### DATA SHOWN

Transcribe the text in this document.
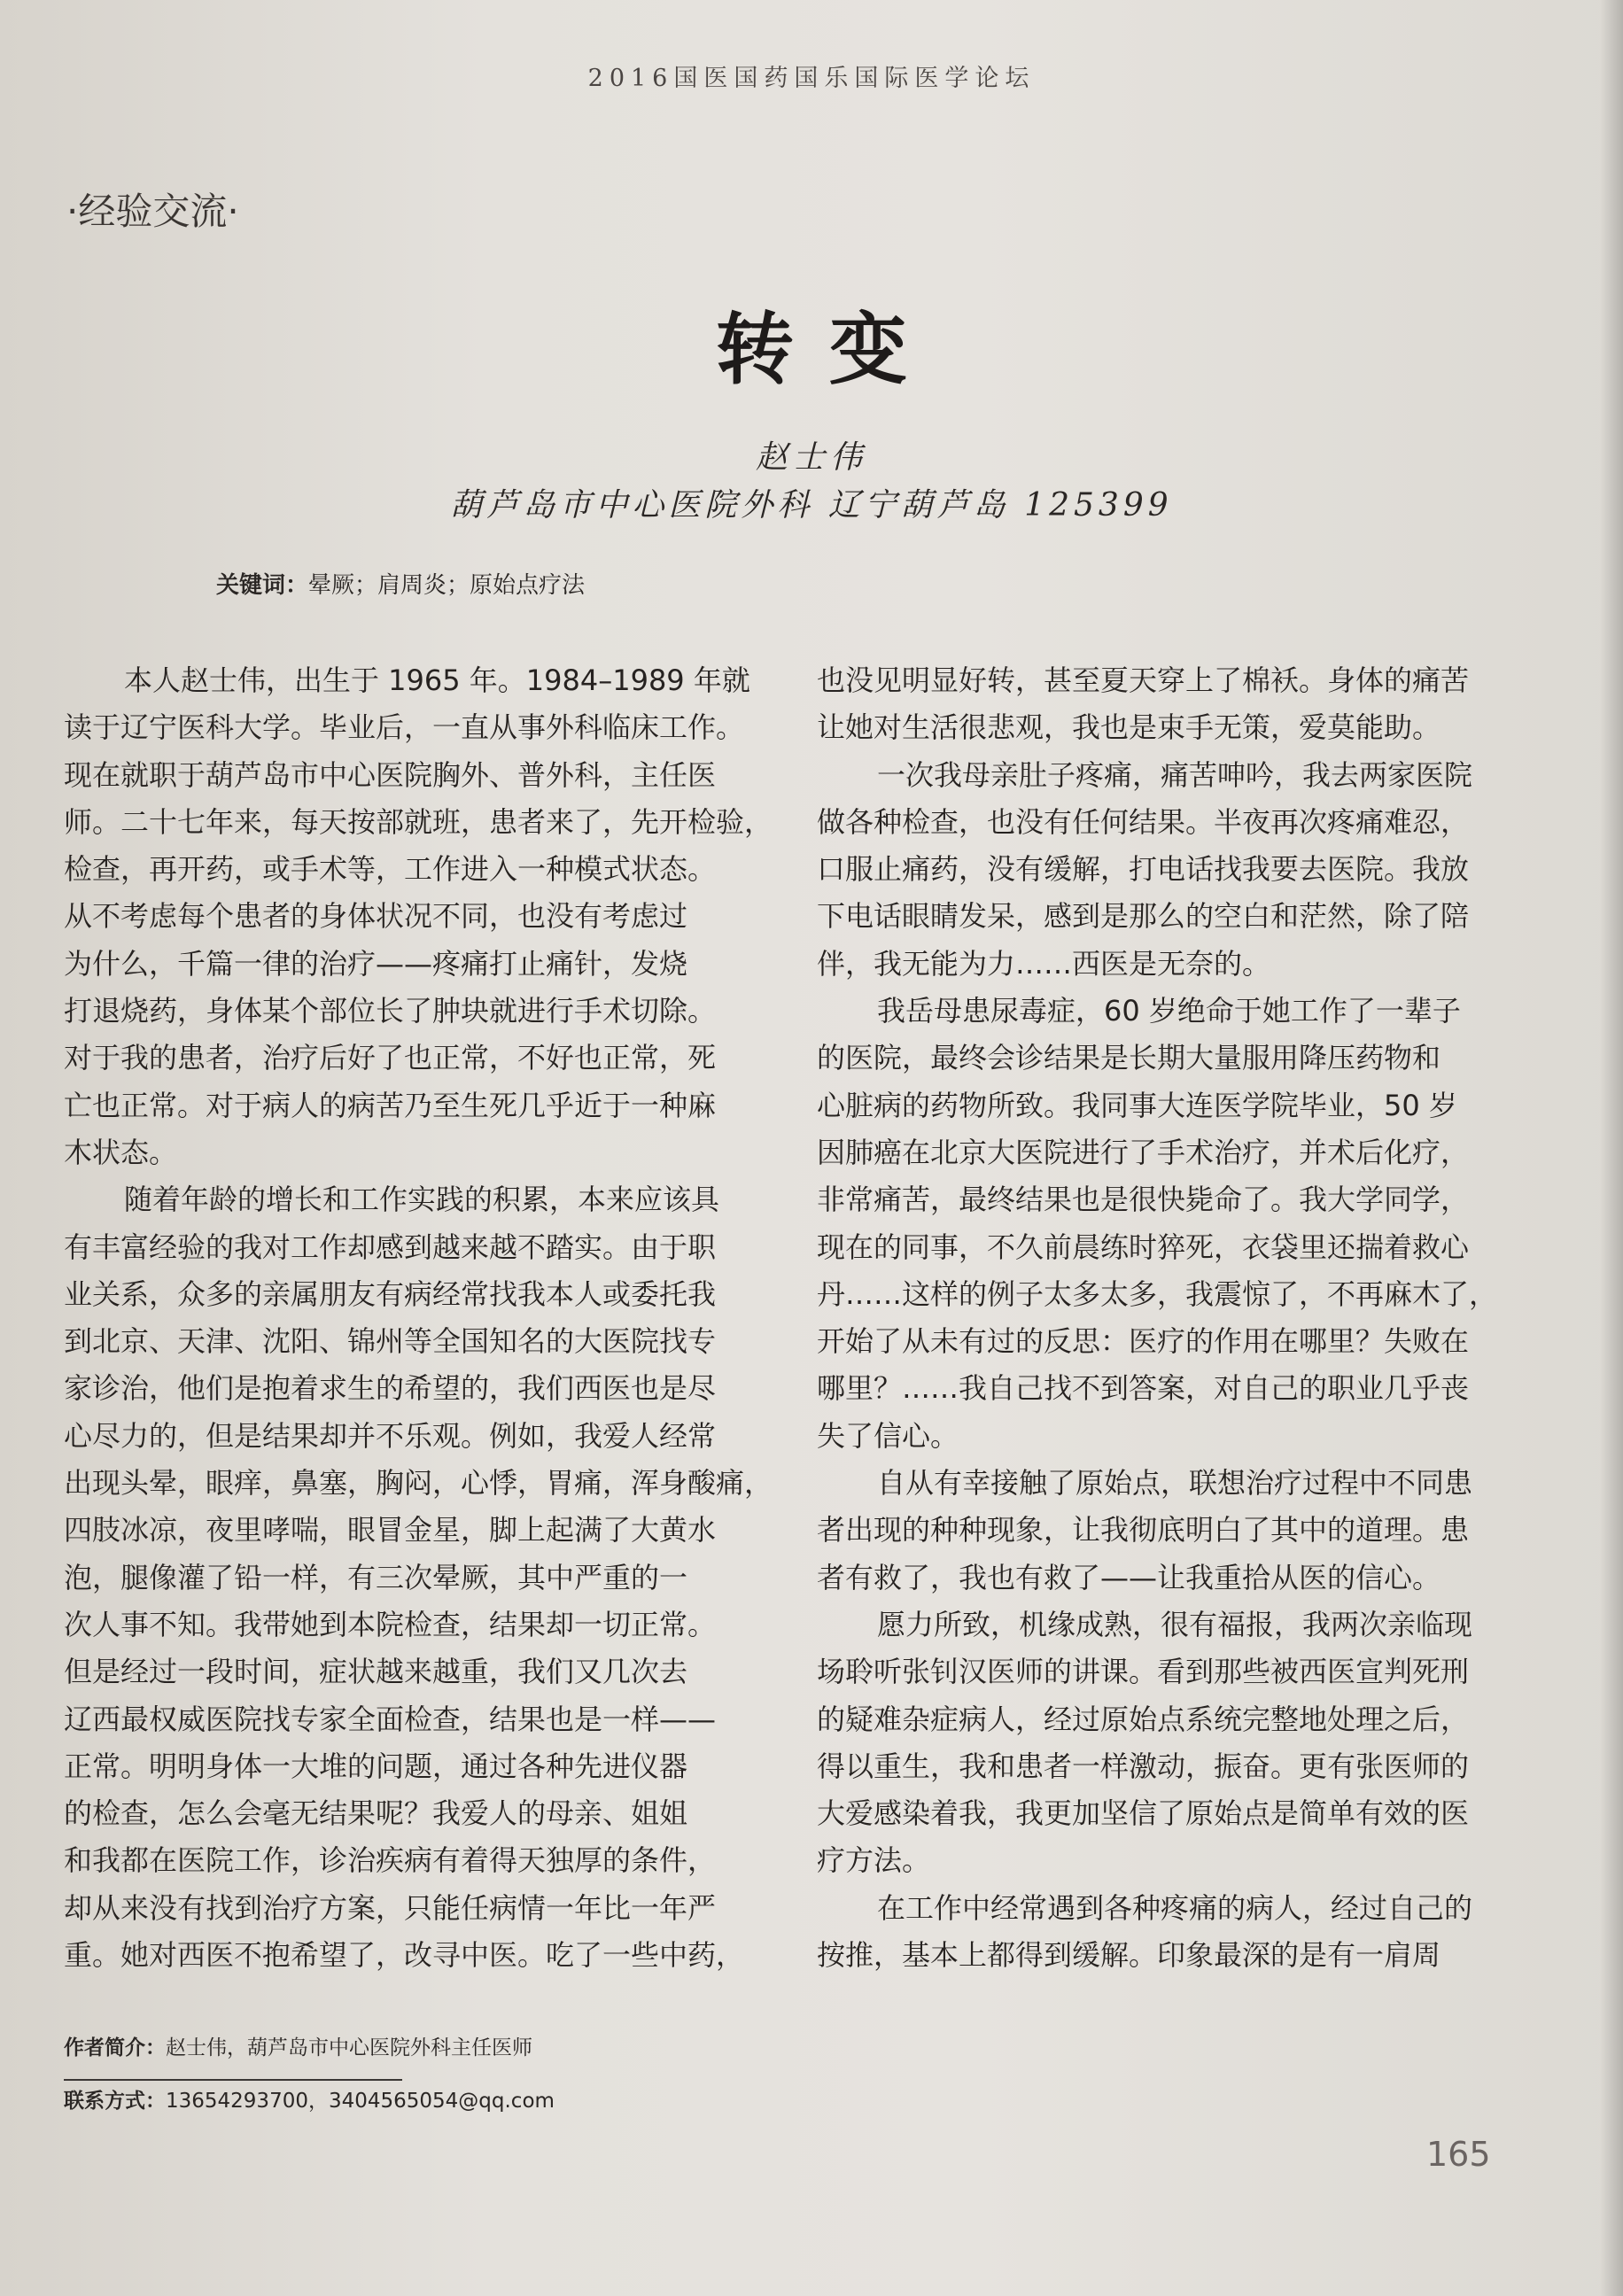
2016国医国药国乐国际医学论坛
·经验交流·
转变
赵士伟
葫芦岛市中心医院外科 辽宁葫芦岛 125399
关键词：晕厥；肩周炎；原始点疗法
本人赵士伟，出生于 1965 年。1984–1989 年就
读于辽宁医科大学。毕业后，一直从事外科临床工作。
现在就职于葫芦岛市中心医院胸外、普外科，主任医
师。二十七年来，每天按部就班，患者来了，先开检验，
检查，再开药，或手术等，工作进入一种模式状态。
从不考虑每个患者的身体状况不同，也没有考虑过
为什么，千篇一律的治疗——疼痛打止痛针，发烧
打退烧药，身体某个部位长了肿块就进行手术切除。
对于我的患者，治疗后好了也正常，不好也正常，死
亡也正常。对于病人的病苦乃至生死几乎近于一种麻
木状态。
随着年龄的增长和工作实践的积累，本来应该具
有丰富经验的我对工作却感到越来越不踏实。由于职
业关系，众多的亲属朋友有病经常找我本人或委托我
到北京、天津、沈阳、锦州等全国知名的大医院找专
家诊治，他们是抱着求生的希望的，我们西医也是尽
心尽力的，但是结果却并不乐观。例如，我爱人经常
出现头晕，眼痒，鼻塞，胸闷，心悸，胃痛，浑身酸痛，
四肢冰凉，夜里哮喘，眼冒金星，脚上起满了大黄水
泡，腿像灌了铅一样，有三次晕厥，其中严重的一
次人事不知。我带她到本院检查，结果却一切正常。
但是经过一段时间，症状越来越重，我们又几次去
辽西最权威医院找专家全面检查，结果也是一样——
正常。明明身体一大堆的问题，通过各种先进仪器
的检查，怎么会毫无结果呢？我爱人的母亲、姐姐
和我都在医院工作，诊治疾病有着得天独厚的条件，
却从来没有找到治疗方案，只能任病情一年比一年严
重。她对西医不抱希望了，改寻中医。吃了一些中药，
也没见明显好转，甚至夏天穿上了棉袄。身体的痛苦
让她对生活很悲观，我也是束手无策，爱莫能助。
一次我母亲肚子疼痛，痛苦呻吟，我去两家医院
做各种检查，也没有任何结果。半夜再次疼痛难忍，
口服止痛药，没有缓解，打电话找我要去医院。我放
下电话眼睛发呆，感到是那么的空白和茫然，除了陪
伴，我无能为力……西医是无奈的。
我岳母患尿毒症，60 岁绝命于她工作了一辈子
的医院，最终会诊结果是长期大量服用降压药物和
心脏病的药物所致。我同事大连医学院毕业，50 岁
因肺癌在北京大医院进行了手术治疗，并术后化疗，
非常痛苦，最终结果也是很快毙命了。我大学同学，
现在的同事，不久前晨练时猝死，衣袋里还揣着救心
丹……这样的例子太多太多，我震惊了，不再麻木了，
开始了从未有过的反思：医疗的作用在哪里？失败在
哪里？……我自己找不到答案，对自己的职业几乎丧
失了信心。
自从有幸接触了原始点，联想治疗过程中不同患
者出现的种种现象，让我彻底明白了其中的道理。患
者有救了，我也有救了——让我重拾从医的信心。
愿力所致，机缘成熟，很有福报，我两次亲临现
场聆听张钊汉医师的讲课。看到那些被西医宣判死刑
的疑难杂症病人，经过原始点系统完整地处理之后，
得以重生，我和患者一样激动，振奋。更有张医师的
大爱感染着我，我更加坚信了原始点是简单有效的医
疗方法。
在工作中经常遇到各种疼痛的病人，经过自己的
按推，基本上都得到缓解。印象最深的是有一肩周
作者简介：赵士伟，葫芦岛市中心医院外科主任医师
联系方式：13654293700，3404565054@qq.com
165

######

Leave the pictures out and copy the rest of the data exactly.

Transcribe the text in this document.
2016国医国药国乐国际医学论坛
·经验交流·
转变
赵士伟
葫芦岛市中心医院外科 辽宁葫芦岛 125399
关键词：晕厥；肩周炎；原始点疗法
本人赵士伟，出生于 1965 年。1984–1989 年就
读于辽宁医科大学。毕业后，一直从事外科临床工作。
现在就职于葫芦岛市中心医院胸外、普外科，主任医
师。二十七年来，每天按部就班，患者来了，先开检验，
检查，再开药，或手术等，工作进入一种模式状态。
从不考虑每个患者的身体状况不同，也没有考虑过
为什么，千篇一律的治疗——疼痛打止痛针，发烧
打退烧药，身体某个部位长了肿块就进行手术切除。
对于我的患者，治疗后好了也正常，不好也正常，死
亡也正常。对于病人的病苦乃至生死几乎近于一种麻
木状态。
随着年龄的增长和工作实践的积累，本来应该具
有丰富经验的我对工作却感到越来越不踏实。由于职
业关系，众多的亲属朋友有病经常找我本人或委托我
到北京、天津、沈阳、锦州等全国知名的大医院找专
家诊治，他们是抱着求生的希望的，我们西医也是尽
心尽力的，但是结果却并不乐观。例如，我爱人经常
出现头晕，眼痒，鼻塞，胸闷，心悸，胃痛，浑身酸痛，
四肢冰凉，夜里哮喘，眼冒金星，脚上起满了大黄水
泡，腿像灌了铅一样，有三次晕厥，其中严重的一
次人事不知。我带她到本院检查，结果却一切正常。
但是经过一段时间，症状越来越重，我们又几次去
辽西最权威医院找专家全面检查，结果也是一样——
正常。明明身体一大堆的问题，通过各种先进仪器
的检查，怎么会毫无结果呢？我爱人的母亲、姐姐
和我都在医院工作，诊治疾病有着得天独厚的条件，
却从来没有找到治疗方案，只能任病情一年比一年严
重。她对西医不抱希望了，改寻中医。吃了一些中药，
也没见明显好转，甚至夏天穿上了棉袄。身体的痛苦
让她对生活很悲观，我也是束手无策，爱莫能助。
一次我母亲肚子疼痛，痛苦呻吟，我去两家医院
做各种检查，也没有任何结果。半夜再次疼痛难忍，
口服止痛药，没有缓解，打电话找我要去医院。我放
下电话眼睛发呆，感到是那么的空白和茫然，除了陪
伴，我无能为力……西医是无奈的。
我岳母患尿毒症，60 岁绝命于她工作了一辈子
的医院，最终会诊结果是长期大量服用降压药物和
心脏病的药物所致。我同事大连医学院毕业，50 岁
因肺癌在北京大医院进行了手术治疗，并术后化疗，
非常痛苦，最终结果也是很快毙命了。我大学同学，
现在的同事，不久前晨练时猝死，衣袋里还揣着救心
丹……这样的例子太多太多，我震惊了，不再麻木了，
开始了从未有过的反思：医疗的作用在哪里？失败在
哪里？……我自己找不到答案，对自己的职业几乎丧
失了信心。
自从有幸接触了原始点，联想治疗过程中不同患
者出现的种种现象，让我彻底明白了其中的道理。患
者有救了，我也有救了——让我重拾从医的信心。
愿力所致，机缘成熟，很有福报，我两次亲临现
场聆听张钊汉医师的讲课。看到那些被西医宣判死刑
的疑难杂症病人，经过原始点系统完整地处理之后，
得以重生，我和患者一样激动，振奋。更有张医师的
大爱感染着我，我更加坚信了原始点是简单有效的医
疗方法。
在工作中经常遇到各种疼痛的病人，经过自己的
按推，基本上都得到缓解。印象最深的是有一肩周
作者简介：赵士伟，葫芦岛市中心医院外科主任医师
联系方式：13654293700，3404565054@qq.com
165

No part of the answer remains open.